**Exercise brief**
Every entry should be repeated exactly. Omit the pictures.

**Records for the exercise**
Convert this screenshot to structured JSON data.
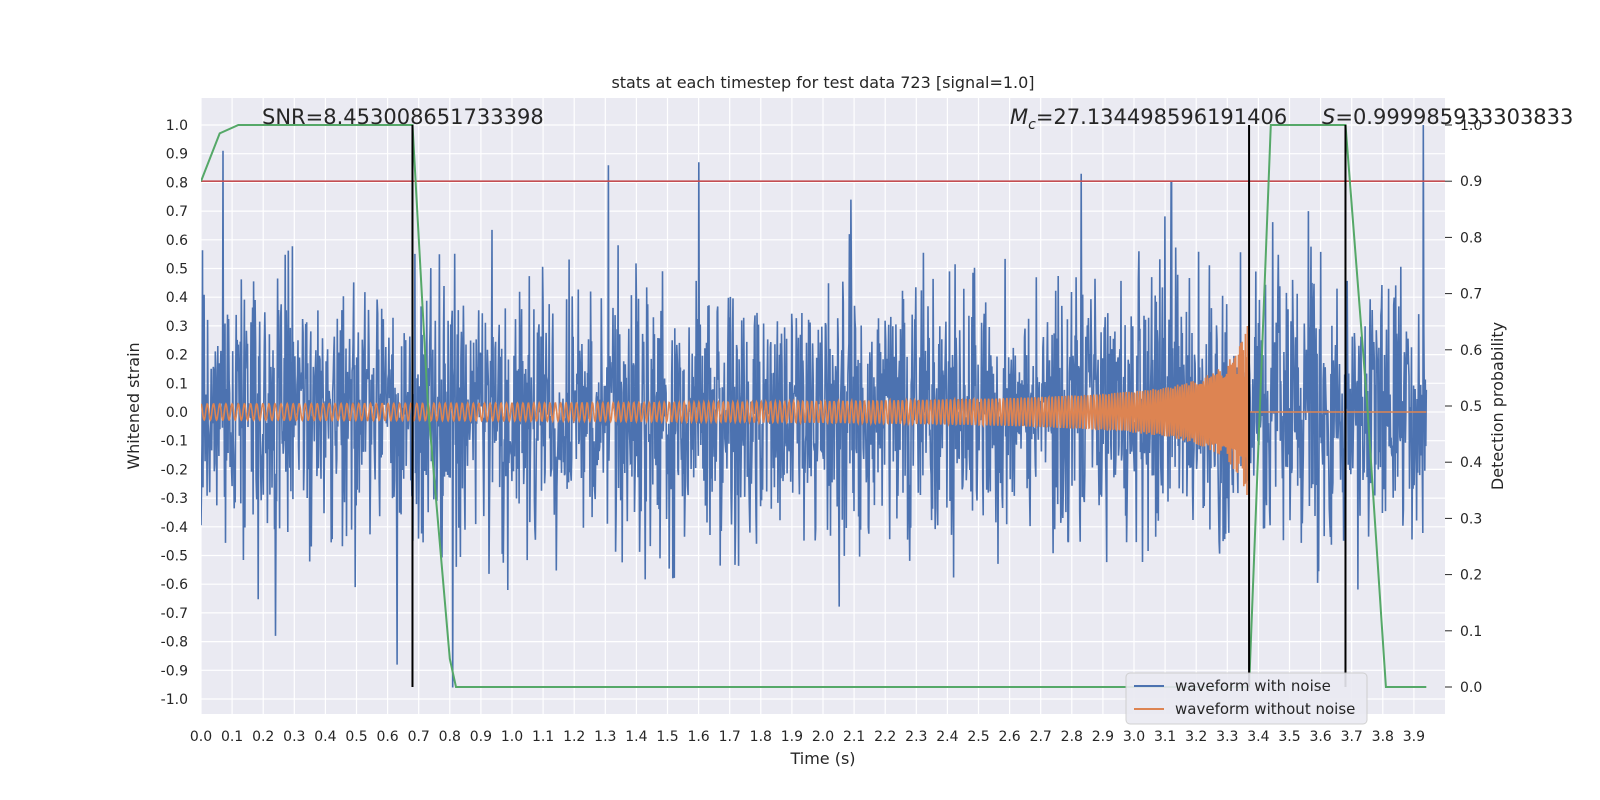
{
  "chart_data": {
    "type": "line",
    "title": "stats at each timestep for test data 723 [signal=1.0]",
    "xlabel": "Time (s)",
    "ylabel": "Whitened strain",
    "y2label": "Detection probability",
    "xlim": [
      0.0,
      4.0
    ],
    "ylim": [
      -1.1,
      1.1
    ],
    "y2lim": [
      -0.05,
      1.0
    ],
    "grid": true,
    "x_ticks": [
      "0.0",
      "0.1",
      "0.2",
      "0.3",
      "0.4",
      "0.5",
      "0.6",
      "0.7",
      "0.8",
      "0.9",
      "1.0",
      "1.1",
      "1.2",
      "1.3",
      "1.4",
      "1.5",
      "1.6",
      "1.7",
      "1.8",
      "1.9",
      "2.0",
      "2.1",
      "2.2",
      "2.3",
      "2.4",
      "2.5",
      "2.6",
      "2.7",
      "2.8",
      "2.9",
      "3.0",
      "3.1",
      "3.2",
      "3.3",
      "3.4",
      "3.5",
      "3.6",
      "3.7",
      "3.8",
      "3.9"
    ],
    "y_ticks": [
      "1.0",
      "0.9",
      "0.8",
      "0.7",
      "0.6",
      "0.5",
      "0.4",
      "0.3",
      "0.2",
      "0.1",
      "0.0",
      "-0.1",
      "-0.2",
      "-0.3",
      "-0.4",
      "-0.5",
      "-0.6",
      "-0.7",
      "-0.8",
      "-0.9",
      "-1.0"
    ],
    "y2_ticks": [
      "1.0",
      "0.9",
      "0.8",
      "0.7",
      "0.6",
      "0.5",
      "0.4",
      "0.3",
      "0.2",
      "0.1",
      "0.0"
    ],
    "annotations": {
      "snr": "SNR=8.453008651733398",
      "mc": "=27.134498596191406",
      "mc_symbol": "M",
      "mc_sub": "c",
      "s": "=0.999985933303833",
      "s_symbol": "S"
    },
    "series": [
      {
        "name": "waveform with noise",
        "color": "#4c72b0",
        "noise_amplitude": 0.25,
        "peak_samples": [
          [
            0.07,
            0.91
          ],
          [
            0.24,
            -0.78
          ],
          [
            0.63,
            -0.88
          ],
          [
            0.81,
            -0.96
          ],
          [
            1.31,
            0.86
          ],
          [
            1.6,
            0.87
          ],
          [
            2.09,
            0.74
          ],
          [
            2.83,
            0.83
          ],
          [
            3.12,
            0.8
          ],
          [
            3.93,
            1.0
          ]
        ]
      },
      {
        "name": "waveform without noise",
        "color": "#dd8452",
        "chirp_start_amplitude": 0.02,
        "chirp_end_amplitude": 0.33,
        "merger_time": 3.37
      }
    ],
    "probability_series": {
      "color": "#55a868",
      "x": [
        0.0,
        0.06,
        0.12,
        0.68,
        0.73,
        0.8,
        0.82,
        3.35,
        3.37,
        3.44,
        3.68,
        3.75,
        3.81,
        3.94
      ],
      "y": [
        0.9,
        0.985,
        1.0,
        1.0,
        0.5,
        0.05,
        0.0,
        0.0,
        0.0,
        1.0,
        1.0,
        0.5,
        0.0,
        0.0
      ]
    },
    "threshold": {
      "value": 0.9,
      "axis": "right",
      "color": "#c44e52"
    },
    "vlines": [
      0.68,
      3.37,
      3.68
    ],
    "legend_position": "bottom-right"
  }
}
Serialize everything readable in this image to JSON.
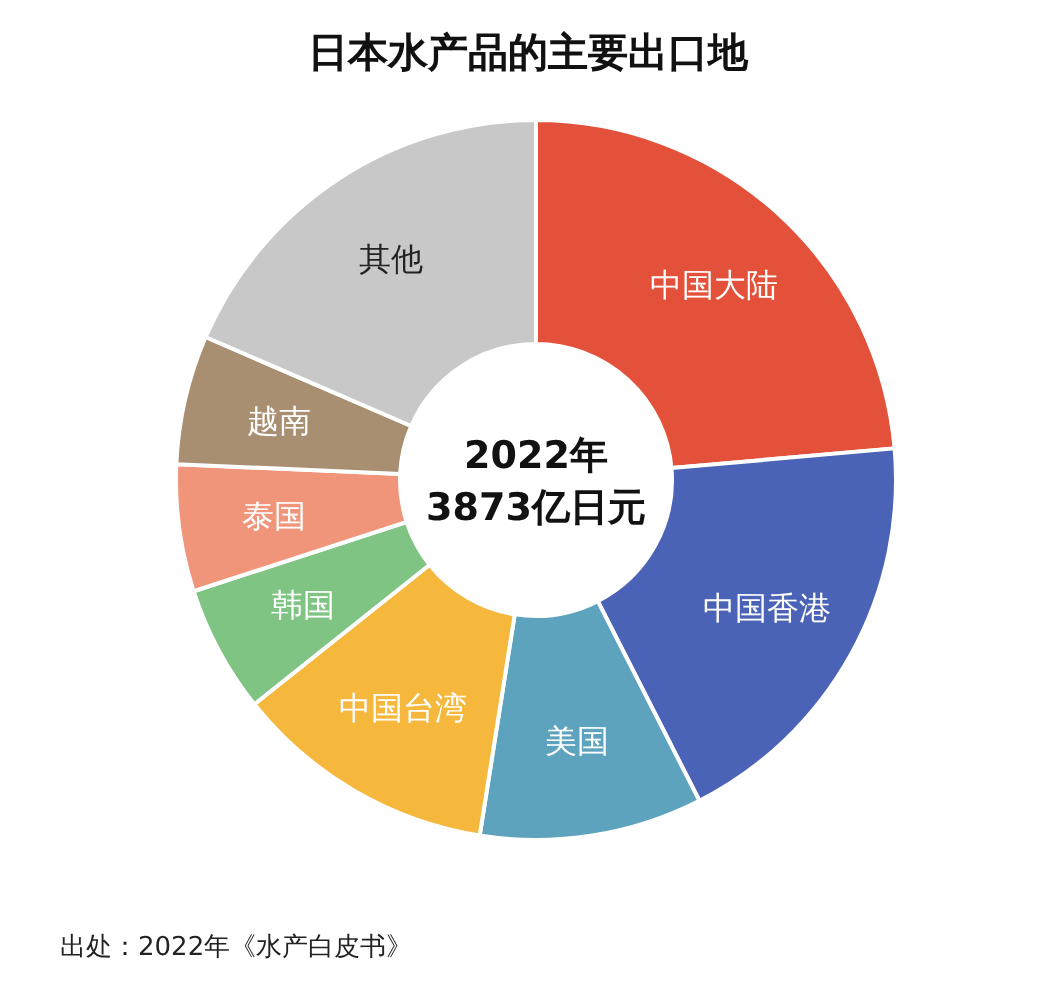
{
  "chart_data": {
    "type": "donut",
    "title": "日本水产品的主要出口地",
    "categories": [
      "中国大陆",
      "中国香港",
      "美国",
      "中国台湾",
      "韩国",
      "泰国",
      "越南",
      "其他"
    ],
    "values": [
      23.6,
      18.9,
      10,
      11.8,
      5.7,
      5.7,
      5.8,
      18.5
    ],
    "colors": [
      "#e4513a",
      "#4a63b6",
      "#5ea3bd",
      "#f5b83d",
      "#7fc483",
      "#f0957a",
      "#a98f72",
      "#c8c8c8"
    ],
    "annotations": [
      "2022年",
      "3873亿日元",
      "出处：2022年《水产白皮书》"
    ]
  }
}
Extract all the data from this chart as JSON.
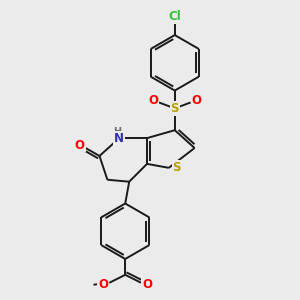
{
  "background_color": "#ebebeb",
  "bond_color": "#1a1a1a",
  "atom_colors": {
    "N": "#3030b0",
    "O": "#ff0000",
    "S_thio": "#b8a000",
    "S_sulfonyl": "#b8a000",
    "Cl": "#38c038",
    "H": "#707070"
  },
  "figsize": [
    3.0,
    3.0
  ],
  "dpi": 100,
  "lw": 1.4
}
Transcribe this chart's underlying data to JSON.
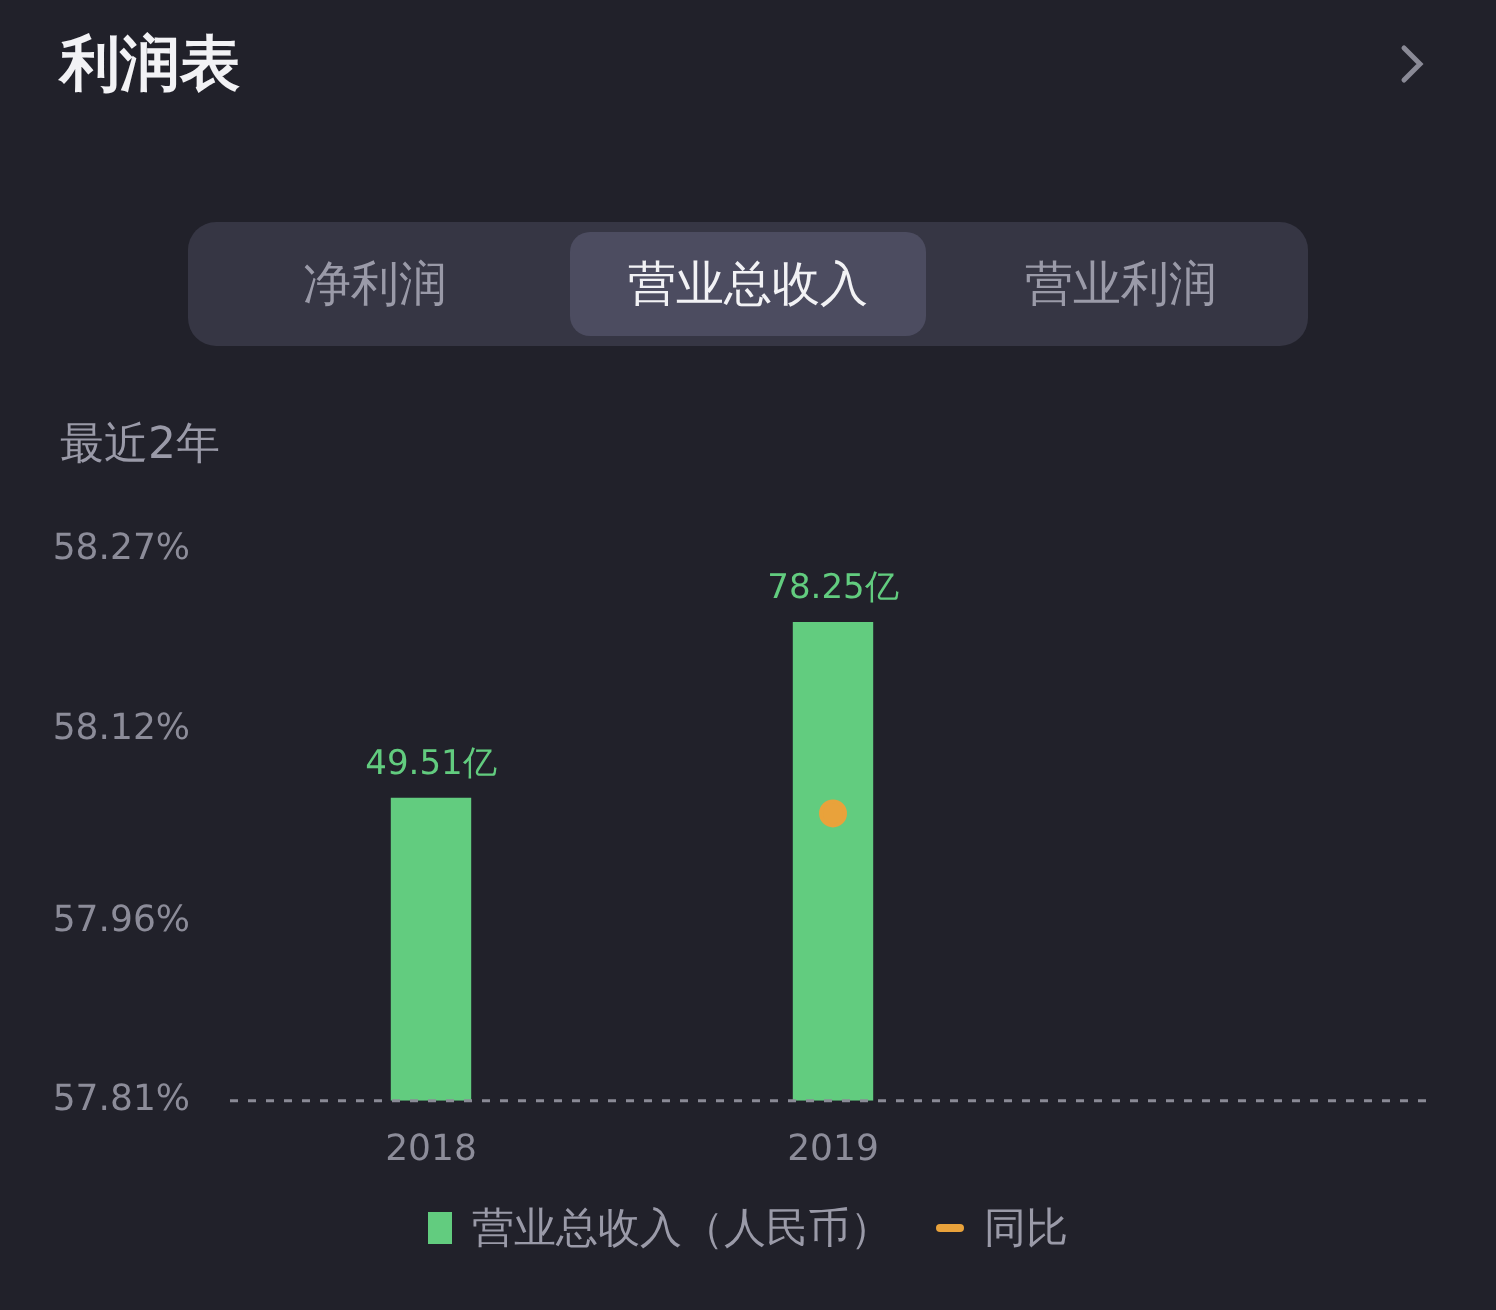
{
  "chart_data": {
    "type": "bar",
    "title": "利润表",
    "subtitle": "最近2年",
    "annotations": [
      "净利润",
      "营业总收入",
      "营业利润"
    ],
    "categories": [
      "2018",
      "2019",
      null
    ],
    "series": [
      {
        "name": "营业总收入（人民币）",
        "axis": "y2",
        "color": "#62cc7f",
        "values": [
          49.51,
          78.25,
          null
        ],
        "value_labels": [
          "49.51亿",
          "78.25亿",
          null
        ]
      },
      {
        "name": "同比",
        "type": "line",
        "axis": "y",
        "color": "#e9a23b",
        "values": [
          null,
          58.05,
          null
        ]
      }
    ],
    "marker": "circle",
    "ylim": [
      57.81,
      58.27
    ],
    "yticks": [
      {
        "value": 57.81,
        "label": "57.81%"
      },
      {
        "value": 57.96,
        "label": "57.96%"
      },
      {
        "value": 58.12,
        "label": "58.12%"
      },
      {
        "value": 58.27,
        "label": "58.27%"
      }
    ],
    "ref_lines": [
      {
        "axis": "y2",
        "value": 0,
        "color": "#8a8a96",
        "line_style": "dashed"
      }
    ],
    "grid": false,
    "legend": "bottom"
  }
}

**Answer to the problem**
Convert this screenshot to structured JSON data.
{
  "chart_data": {
    "type": "line",
    "title": "stats at each timestep for test data 723 [signal=1.0]",
    "xlabel": "Time (s)",
    "ylabel": "Whitened strain",
    "y2label": "Detection probability",
    "xlim": [
      0.0,
      4.0
    ],
    "ylim": [
      -1.1,
      1.1
    ],
    "y2lim": [
      -0.05,
      1.0
    ],
    "grid": true,
    "x_ticks": [
      "0.0",
      "0.1",
      "0.2",
      "0.3",
      "0.4",
      "0.5",
      "0.6",
      "0.7",
      "0.8",
      "0.9",
      "1.0",
      "1.1",
      "1.2",
      "1.3",
      "1.4",
      "1.5",
      "1.6",
      "1.7",
      "1.8",
      "1.9",
      "2.0",
      "2.1",
      "2.2",
      "2.3",
      "2.4",
      "2.5",
      "2.6",
      "2.7",
      "2.8",
      "2.9",
      "3.0",
      "3.1",
      "3.2",
      "3.3",
      "3.4",
      "3.5",
      "3.6",
      "3.7",
      "3.8",
      "3.9"
    ],
    "y_ticks": [
      "1.0",
      "0.9",
      "0.8",
      "0.7",
      "0.6",
      "0.5",
      "0.4",
      "0.3",
      "0.2",
      "0.1",
      "0.0",
      "-0.1",
      "-0.2",
      "-0.3",
      "-0.4",
      "-0.5",
      "-0.6",
      "-0.7",
      "-0.8",
      "-0.9",
      "-1.0"
    ],
    "y2_ticks": [
      "1.0",
      "0.9",
      "0.8",
      "0.7",
      "0.6",
      "0.5",
      "0.4",
      "0.3",
      "0.2",
      "0.1",
      "0.0"
    ],
    "annotations": {
      "snr": "SNR=8.453008651733398",
      "mc": "=27.134498596191406",
      "mc_symbol": "M",
      "mc_sub": "c",
      "s": "=0.999985933303833",
      "s_symbol": "S"
    },
    "series": [
      {
        "name": "waveform with noise",
        "color": "#4c72b0",
        "noise_amplitude": 0.25,
        "peak_samples": [
          [
            0.07,
            0.91
          ],
          [
            0.24,
            -0.78
          ],
          [
            0.63,
            -0.88
          ],
          [
            0.81,
            -0.96
          ],
          [
            1.31,
            0.86
          ],
          [
            1.6,
            0.87
          ],
          [
            2.09,
            0.74
          ],
          [
            2.83,
            0.83
          ],
          [
            3.12,
            0.8
          ],
          [
            3.93,
            1.0
          ]
        ]
      },
      {
        "name": "waveform without noise",
        "color": "#dd8452",
        "chirp_start_amplitude": 0.02,
        "chirp_end_amplitude": 0.33,
        "merger_time": 3.37
      }
    ],
    "probability_series": {
      "color": "#55a868",
      "x": [
        0.0,
        0.06,
        0.12,
        0.68,
        0.73,
        0.8,
        0.82,
        3.35,
        3.37,
        3.44,
        3.68,
        3.75,
        3.81,
        3.94
      ],
      "y": [
        0.9,
        0.985,
        1.0,
        1.0,
        0.5,
        0.05,
        0.0,
        0.0,
        0.0,
        1.0,
        1.0,
        0.5,
        0.0,
        0.0
      ]
    },
    "threshold": {
      "value": 0.9,
      "axis": "right",
      "color": "#c44e52"
    },
    "vlines": [
      0.68,
      3.37,
      3.68
    ],
    "legend_position": "bottom-right"
  }
}
Serialize everything readable in this image to JSON.
{
  "chart_data": {
    "type": "donut",
    "title": "日本水产品的主要出口地",
    "categories": [
      "中国大陆",
      "中国香港",
      "美国",
      "中国台湾",
      "韩国",
      "泰国",
      "越南",
      "其他"
    ],
    "values": [
      23.6,
      18.9,
      10,
      11.8,
      5.7,
      5.7,
      5.8,
      18.5
    ],
    "colors": [
      "#e4513a",
      "#4a63b6",
      "#5ea3bd",
      "#f5b83d",
      "#7fc483",
      "#f0957a",
      "#a98f72",
      "#c8c8c8"
    ],
    "annotations": [
      "2022年",
      "3873亿日元",
      "出处：2022年《水产白皮书》"
    ]
  }
}
Extract all the data from this chart as JSON.
{
  "background_color": "#ebebeb",
  "bond_color": "#1a1a1a",
  "atom_colors": {
    "N": "#3030b0",
    "O": "#ff0000",
    "S_thio": "#b8a000",
    "S_sulfonyl": "#b8a000",
    "Cl": "#38c038",
    "H": "#707070"
  },
  "figsize": [
    3.0,
    3.0
  ],
  "dpi": 100,
  "lw": 1.4
}
Transcribe this chart's underlying data to JSON.
{
  "chart_data": {
    "type": "bar",
    "title": "利润表",
    "subtitle": "最近2年",
    "annotations": [
      "净利润",
      "营业总收入",
      "营业利润"
    ],
    "categories": [
      "2018",
      "2019",
      null
    ],
    "series": [
      {
        "name": "营业总收入（人民币）",
        "axis": "y2",
        "color": "#62cc7f",
        "values": [
          49.51,
          78.25,
          null
        ],
        "value_labels": [
          "49.51亿",
          "78.25亿",
          null
        ]
      },
      {
        "name": "同比",
        "type": "line",
        "axis": "y",
        "color": "#e9a23b",
        "values": [
          null,
          58.05,
          null
        ]
      }
    ],
    "marker": "circle",
    "ylim": [
      57.81,
      58.27
    ],
    "yticks": [
      {
        "value": 57.81,
        "label": "57.81%"
      },
      {
        "value": 57.96,
        "label": "57.96%"
      },
      {
        "value": 58.12,
        "label": "58.12%"
      },
      {
        "value": 58.27,
        "label": "58.27%"
      }
    ],
    "ref_lines": [
      {
        "axis": "y2",
        "value": 0,
        "color": "#8a8a96",
        "line_style": "dashed"
      }
    ],
    "grid": false,
    "legend": "bottom"
  }
}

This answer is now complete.